» Short task:
Repeat all of the material below exactly as written, images excluded.

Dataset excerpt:

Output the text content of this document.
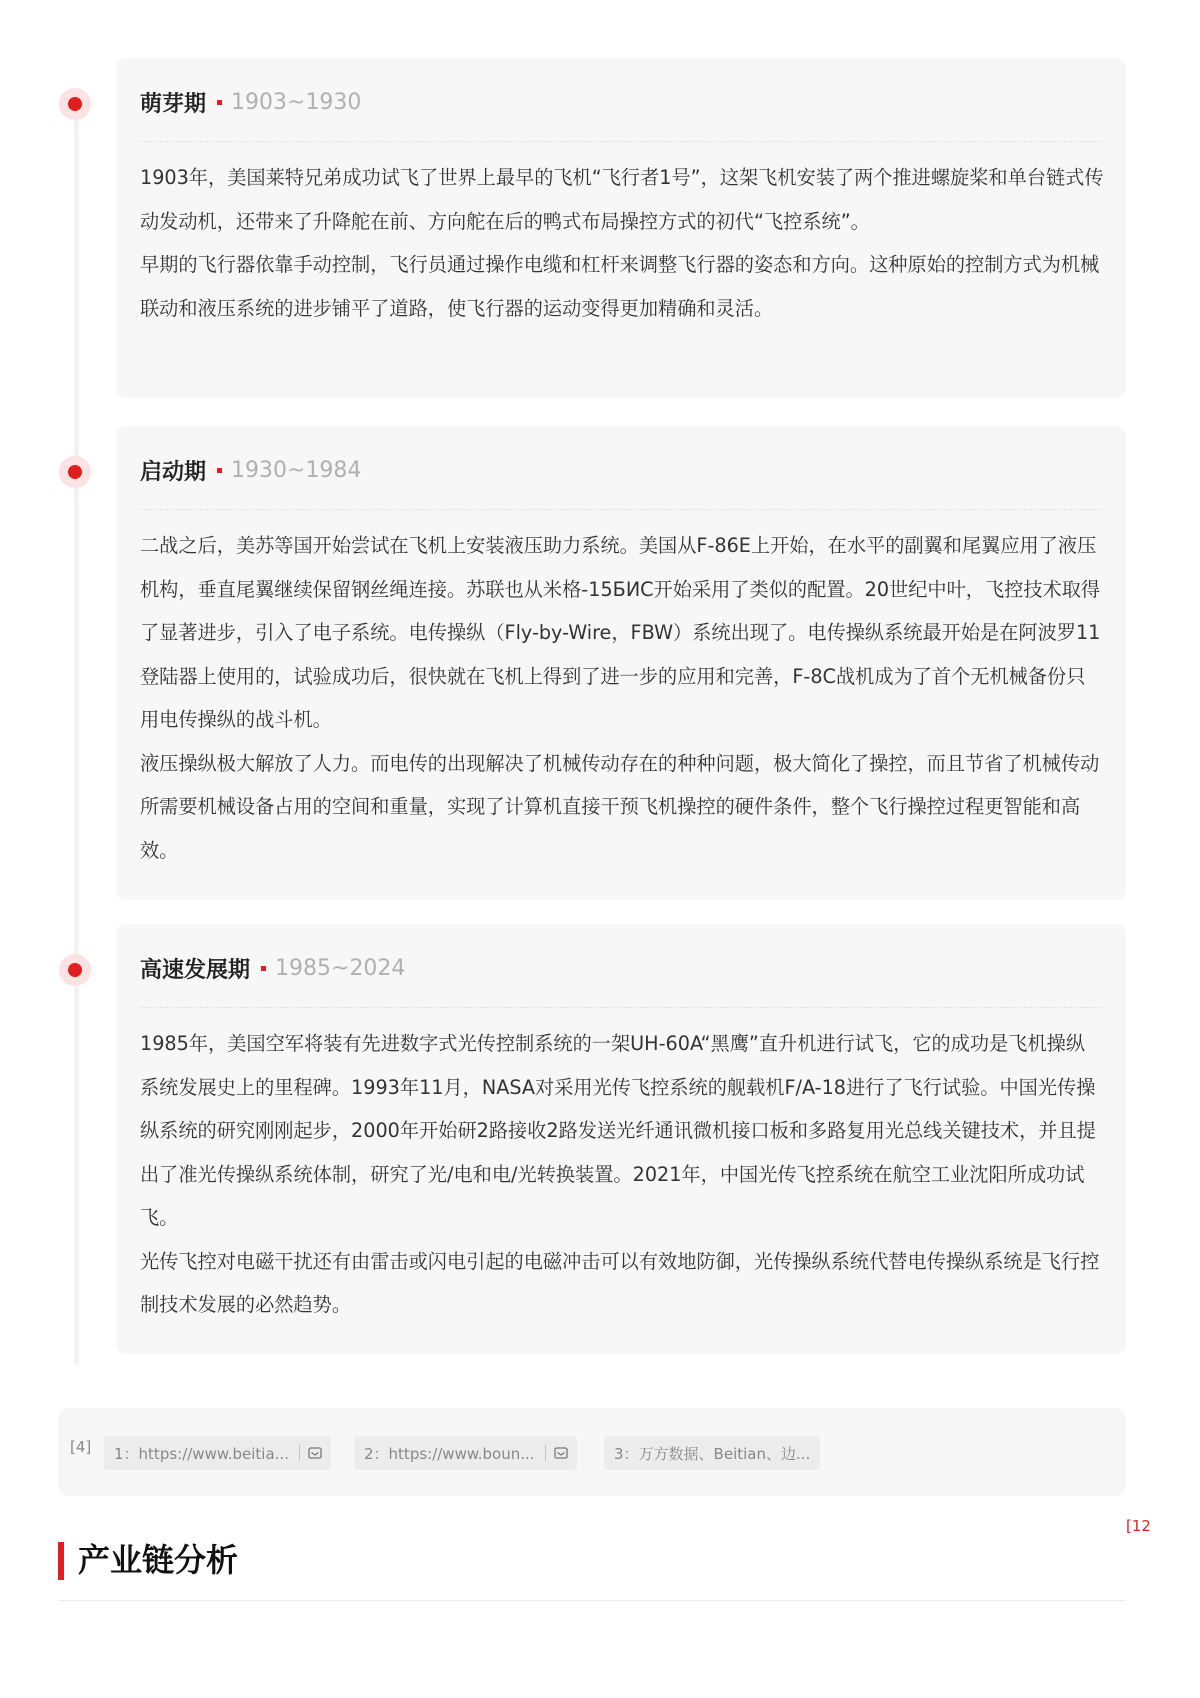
萌芽期 1903~1930

1903年，美国莱特兄弟成功试飞了世界上最早的飞机“飞行者1号”，这架飞机安装了两个推进螺旋桨和单台链式传动发动机，还带来了升降舵在前、方向舵在后的鸭式布局操控方式的初代“飞控系统”。

早期的飞行器依靠手动控制，飞行员通过操作电缆和杠杆来调整飞行器的姿态和方向。这种原始的控制方式为机械联动和液压系统的进步铺平了道路，使飞行器的运动变得更加精确和灵活。

启动期 1930~1984

二战之后，美苏等国开始尝试在飞机上安装液压助力系统。美国从F-86E上开始，在水平的副翼和尾翼应用了液压机构，垂直尾翼继续保留钢丝绳连接。苏联也从米格-15БИС开始采用了类似的配置。20世纪中叶，飞控技术取得了显著进步，引入了电子系统。电传操纵（Fly-by-Wire，FBW）系统出现了。电传操纵系统最开始是在阿波罗11登陆器上使用的，试验成功后，很快就在飞机上得到了进一步的应用和完善，F-8C战机成为了首个无机械备份只用电传操纵的战斗机。

液压操纵极大解放了人力。而电传的出现解决了机械传动存在的种种问题，极大简化了操控，而且节省了机械传动所需要机械设备占用的空间和重量，实现了计算机直接干预飞机操控的硬件条件，整个飞行操控过程更智能和高效。

高速发展期 1985~2024

1985年，美国空军将装有先进数字式光传控制系统的一架UH-60A“黑鹰”直升机进行试飞，它的成功是飞机操纵系统发展史上的里程碑。1993年11月，NASA对采用光传飞控系统的舰载机F/A-18进行了飞行试验。中国光传操纵系统的研究刚刚起步，2000年开始研2路接收2路发送光纤通讯微机接口板和多路复用光总线关键技术，并且提出了准光传操纵系统体制，研究了光/电和电/光转换装置。2021年，中国光传飞控系统在航空工业沈阳所成功试飞。

光传飞控对电磁干扰还有由雷击或闪电引起的电磁冲击可以有效地防御，光传操纵系统代替电传操纵系统是飞行控制技术发展的必然趋势。

[4]	1：https://www.beitia...	2：https://www.boun...	3：万方数据、Beitian、边...
[12
产业链分析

» Written answer:
Output the text content of this document.
萌芽期 1903~1930

1903年，美国莱特兄弟成功试飞了世界上最早的飞机“飞行者1号”，这架飞机安装了两个推进螺旋桨和单台链式传动发动机，还带来了升降舵在前、方向舵在后的鸭式布局操控方式的初代“飞控系统”。

早期的飞行器依靠手动控制，飞行员通过操作电缆和杠杆来调整飞行器的姿态和方向。这种原始的控制方式为机械联动和液压系统的进步铺平了道路，使飞行器的运动变得更加精确和灵活。

启动期 1930~1984

二战之后，美苏等国开始尝试在飞机上安装液压助力系统。美国从F-86E上开始，在水平的副翼和尾翼应用了液压机构，垂直尾翼继续保留钢丝绳连接。苏联也从米格-15БИС开始采用了类似的配置。20世纪中叶，飞控技术取得了显著进步，引入了电子系统。电传操纵（Fly-by-Wire，FBW）系统出现了。电传操纵系统最开始是在阿波罗11登陆器上使用的，试验成功后，很快就在飞机上得到了进一步的应用和完善，F-8C战机成为了首个无机械备份只用电传操纵的战斗机。

液压操纵极大解放了人力。而电传的出现解决了机械传动存在的种种问题，极大简化了操控，而且节省了机械传动所需要机械设备占用的空间和重量，实现了计算机直接干预飞机操控的硬件条件，整个飞行操控过程更智能和高效。

高速发展期 1985~2024

1985年，美国空军将装有先进数字式光传控制系统的一架UH-60A“黑鹰”直升机进行试飞，它的成功是飞机操纵系统发展史上的里程碑。1993年11月，NASA对采用光传飞控系统的舰载机F/A-18进行了飞行试验。中国光传操纵系统的研究刚刚起步，2000年开始研2路接收2路发送光纤通讯微机接口板和多路复用光总线关键技术，并且提出了准光传操纵系统体制，研究了光/电和电/光转换装置。2021年，中国光传飞控系统在航空工业沈阳所成功试飞。

光传飞控对电磁干扰还有由雷击或闪电引起的电磁冲击可以有效地防御，光传操纵系统代替电传操纵系统是飞行控制技术发展的必然趋势。

[4]	1：https://www.beitia...	2：https://www.boun...	3：万方数据、Beitian、边...
[12
产业链分析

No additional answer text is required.